### Exercise aim
Every line of the records must be repeated exactly; pictures stay out.

***** Data to use

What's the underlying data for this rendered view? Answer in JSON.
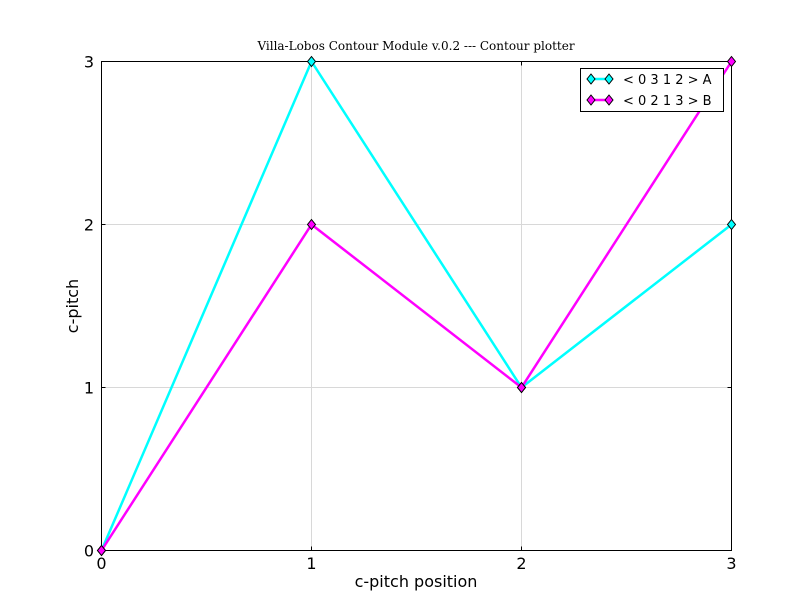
{
  "chart_data": {
    "type": "line",
    "title": "Villa-Lobos Contour Module v.0.2 --- Contour plotter",
    "xlabel": "c-pitch position",
    "ylabel": "c-pitch",
    "x": [
      0,
      1,
      2,
      3
    ],
    "xlim": [
      0,
      3
    ],
    "ylim": [
      0,
      3
    ],
    "xticks": [
      0,
      1,
      2,
      3
    ],
    "yticks": [
      0,
      1,
      2,
      3
    ],
    "xtick_labels": [
      "0",
      "1",
      "2",
      "3"
    ],
    "ytick_labels": [
      "0",
      "1",
      "2",
      "3"
    ],
    "grid": true,
    "legend_position": "top-right",
    "series": [
      {
        "name": "< 0 3 1 2 > A",
        "values": [
          0,
          3,
          1,
          2
        ],
        "color": "#00ffff",
        "marker": "diamond"
      },
      {
        "name": "< 0 2 1 3 > B",
        "values": [
          0,
          2,
          1,
          3
        ],
        "color": "#ff00ff",
        "marker": "diamond"
      }
    ]
  }
}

**********

### Written solution
What's the underlying data for this rendered view? Answer in JSON.
{
  "chart_data": {
    "type": "line",
    "title": "Villa-Lobos Contour Module v.0.2 --- Contour plotter",
    "xlabel": "c-pitch position",
    "ylabel": "c-pitch",
    "x": [
      0,
      1,
      2,
      3
    ],
    "xlim": [
      0,
      3
    ],
    "ylim": [
      0,
      3
    ],
    "xticks": [
      0,
      1,
      2,
      3
    ],
    "yticks": [
      0,
      1,
      2,
      3
    ],
    "xtick_labels": [
      "0",
      "1",
      "2",
      "3"
    ],
    "ytick_labels": [
      "0",
      "1",
      "2",
      "3"
    ],
    "grid": true,
    "legend_position": "top-right",
    "series": [
      {
        "name": "< 0 3 1 2 > A",
        "values": [
          0,
          3,
          1,
          2
        ],
        "color": "#00ffff",
        "marker": "diamond"
      },
      {
        "name": "< 0 2 1 3 > B",
        "values": [
          0,
          2,
          1,
          3
        ],
        "color": "#ff00ff",
        "marker": "diamond"
      }
    ]
  }
}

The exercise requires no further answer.